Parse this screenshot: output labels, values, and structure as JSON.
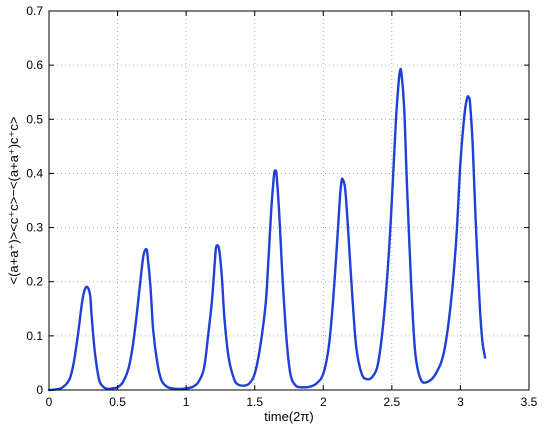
{
  "chart_data": {
    "type": "line",
    "title": "",
    "xlabel": "time(2π)",
    "ylabel": "<(a+a⁺)><c⁺c>−<(a+a⁺)c⁺c>",
    "xlim": [
      0,
      3.5
    ],
    "ylim": [
      0,
      0.7
    ],
    "xticks": [
      0,
      0.5,
      1,
      1.5,
      2,
      2.5,
      3,
      3.5
    ],
    "xtick_labels": [
      "0",
      "0.5",
      "1",
      "1.5",
      "2",
      "2.5",
      "3",
      "3.5"
    ],
    "yticks": [
      0,
      0.1,
      0.2,
      0.3,
      0.4,
      0.5,
      0.6,
      0.7
    ],
    "ytick_labels": [
      "0",
      "0.1",
      "0.2",
      "0.3",
      "0.4",
      "0.5",
      "0.6",
      "0.7"
    ],
    "grid": true,
    "grid_style": "dotted",
    "series": [
      {
        "color": "#1f3fd9",
        "x": [
          0,
          0.05,
          0.1,
          0.15,
          0.18,
          0.21,
          0.24,
          0.26,
          0.28,
          0.3,
          0.31,
          0.33,
          0.35,
          0.37,
          0.4,
          0.43,
          0.46,
          0.5,
          0.54,
          0.58,
          0.61,
          0.64,
          0.67,
          0.69,
          0.71,
          0.72,
          0.74,
          0.76,
          0.79,
          0.82,
          0.86,
          0.9,
          0.95,
          1.0,
          1.05,
          1.09,
          1.13,
          1.16,
          1.19,
          1.21,
          1.22,
          1.24,
          1.26,
          1.28,
          1.31,
          1.35,
          1.38,
          1.42,
          1.46,
          1.5,
          1.54,
          1.58,
          1.6,
          1.62,
          1.64,
          1.65,
          1.66,
          1.68,
          1.7,
          1.73,
          1.76,
          1.8,
          1.85,
          1.9,
          1.95,
          2.0,
          2.04,
          2.07,
          2.1,
          2.12,
          2.13,
          2.14,
          2.16,
          2.18,
          2.21,
          2.24,
          2.28,
          2.32,
          2.36,
          2.4,
          2.44,
          2.48,
          2.51,
          2.53,
          2.55,
          2.56,
          2.57,
          2.59,
          2.61,
          2.64,
          2.67,
          2.71,
          2.76,
          2.82,
          2.88,
          2.93,
          2.97,
          3.0,
          3.03,
          3.05,
          3.06,
          3.07,
          3.09,
          3.11,
          3.14,
          3.16,
          3.18
        ],
        "y": [
          0,
          0.001,
          0.005,
          0.02,
          0.05,
          0.1,
          0.16,
          0.185,
          0.19,
          0.175,
          0.14,
          0.08,
          0.04,
          0.015,
          0.005,
          0.002,
          0.003,
          0.005,
          0.015,
          0.04,
          0.08,
          0.14,
          0.21,
          0.25,
          0.26,
          0.245,
          0.19,
          0.11,
          0.05,
          0.018,
          0.006,
          0.003,
          0.002,
          0.003,
          0.006,
          0.015,
          0.04,
          0.1,
          0.17,
          0.24,
          0.265,
          0.26,
          0.21,
          0.13,
          0.06,
          0.02,
          0.01,
          0.008,
          0.012,
          0.03,
          0.08,
          0.16,
          0.24,
          0.33,
          0.395,
          0.405,
          0.395,
          0.32,
          0.22,
          0.1,
          0.03,
          0.008,
          0.005,
          0.006,
          0.012,
          0.03,
          0.08,
          0.16,
          0.27,
          0.35,
          0.38,
          0.39,
          0.37,
          0.3,
          0.18,
          0.08,
          0.03,
          0.02,
          0.025,
          0.05,
          0.13,
          0.26,
          0.4,
          0.5,
          0.57,
          0.59,
          0.585,
          0.52,
          0.38,
          0.2,
          0.07,
          0.02,
          0.015,
          0.03,
          0.07,
          0.16,
          0.28,
          0.42,
          0.51,
          0.54,
          0.54,
          0.53,
          0.45,
          0.32,
          0.16,
          0.09,
          0.06
        ]
      }
    ]
  }
}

__AIM OF THE EXERCISE__:
Your task is to set down the records shown above exactly, minus any pictures.

__RESPONSE FOR THIS EXERCISE__:
Parse this screenshot: output labels, values, and structure as JSON.
{
  "chart_data": {
    "type": "line",
    "title": "",
    "xlabel": "time(2π)",
    "ylabel": "<(a+a⁺)><c⁺c>−<(a+a⁺)c⁺c>",
    "xlim": [
      0,
      3.5
    ],
    "ylim": [
      0,
      0.7
    ],
    "xticks": [
      0,
      0.5,
      1,
      1.5,
      2,
      2.5,
      3,
      3.5
    ],
    "xtick_labels": [
      "0",
      "0.5",
      "1",
      "1.5",
      "2",
      "2.5",
      "3",
      "3.5"
    ],
    "yticks": [
      0,
      0.1,
      0.2,
      0.3,
      0.4,
      0.5,
      0.6,
      0.7
    ],
    "ytick_labels": [
      "0",
      "0.1",
      "0.2",
      "0.3",
      "0.4",
      "0.5",
      "0.6",
      "0.7"
    ],
    "grid": true,
    "grid_style": "dotted",
    "series": [
      {
        "color": "#1f3fd9",
        "x": [
          0,
          0.05,
          0.1,
          0.15,
          0.18,
          0.21,
          0.24,
          0.26,
          0.28,
          0.3,
          0.31,
          0.33,
          0.35,
          0.37,
          0.4,
          0.43,
          0.46,
          0.5,
          0.54,
          0.58,
          0.61,
          0.64,
          0.67,
          0.69,
          0.71,
          0.72,
          0.74,
          0.76,
          0.79,
          0.82,
          0.86,
          0.9,
          0.95,
          1.0,
          1.05,
          1.09,
          1.13,
          1.16,
          1.19,
          1.21,
          1.22,
          1.24,
          1.26,
          1.28,
          1.31,
          1.35,
          1.38,
          1.42,
          1.46,
          1.5,
          1.54,
          1.58,
          1.6,
          1.62,
          1.64,
          1.65,
          1.66,
          1.68,
          1.7,
          1.73,
          1.76,
          1.8,
          1.85,
          1.9,
          1.95,
          2.0,
          2.04,
          2.07,
          2.1,
          2.12,
          2.13,
          2.14,
          2.16,
          2.18,
          2.21,
          2.24,
          2.28,
          2.32,
          2.36,
          2.4,
          2.44,
          2.48,
          2.51,
          2.53,
          2.55,
          2.56,
          2.57,
          2.59,
          2.61,
          2.64,
          2.67,
          2.71,
          2.76,
          2.82,
          2.88,
          2.93,
          2.97,
          3.0,
          3.03,
          3.05,
          3.06,
          3.07,
          3.09,
          3.11,
          3.14,
          3.16,
          3.18
        ],
        "y": [
          0,
          0.001,
          0.005,
          0.02,
          0.05,
          0.1,
          0.16,
          0.185,
          0.19,
          0.175,
          0.14,
          0.08,
          0.04,
          0.015,
          0.005,
          0.002,
          0.003,
          0.005,
          0.015,
          0.04,
          0.08,
          0.14,
          0.21,
          0.25,
          0.26,
          0.245,
          0.19,
          0.11,
          0.05,
          0.018,
          0.006,
          0.003,
          0.002,
          0.003,
          0.006,
          0.015,
          0.04,
          0.1,
          0.17,
          0.24,
          0.265,
          0.26,
          0.21,
          0.13,
          0.06,
          0.02,
          0.01,
          0.008,
          0.012,
          0.03,
          0.08,
          0.16,
          0.24,
          0.33,
          0.395,
          0.405,
          0.395,
          0.32,
          0.22,
          0.1,
          0.03,
          0.008,
          0.005,
          0.006,
          0.012,
          0.03,
          0.08,
          0.16,
          0.27,
          0.35,
          0.38,
          0.39,
          0.37,
          0.3,
          0.18,
          0.08,
          0.03,
          0.02,
          0.025,
          0.05,
          0.13,
          0.26,
          0.4,
          0.5,
          0.57,
          0.59,
          0.585,
          0.52,
          0.38,
          0.2,
          0.07,
          0.02,
          0.015,
          0.03,
          0.07,
          0.16,
          0.28,
          0.42,
          0.51,
          0.54,
          0.54,
          0.53,
          0.45,
          0.32,
          0.16,
          0.09,
          0.06
        ]
      }
    ]
  }
}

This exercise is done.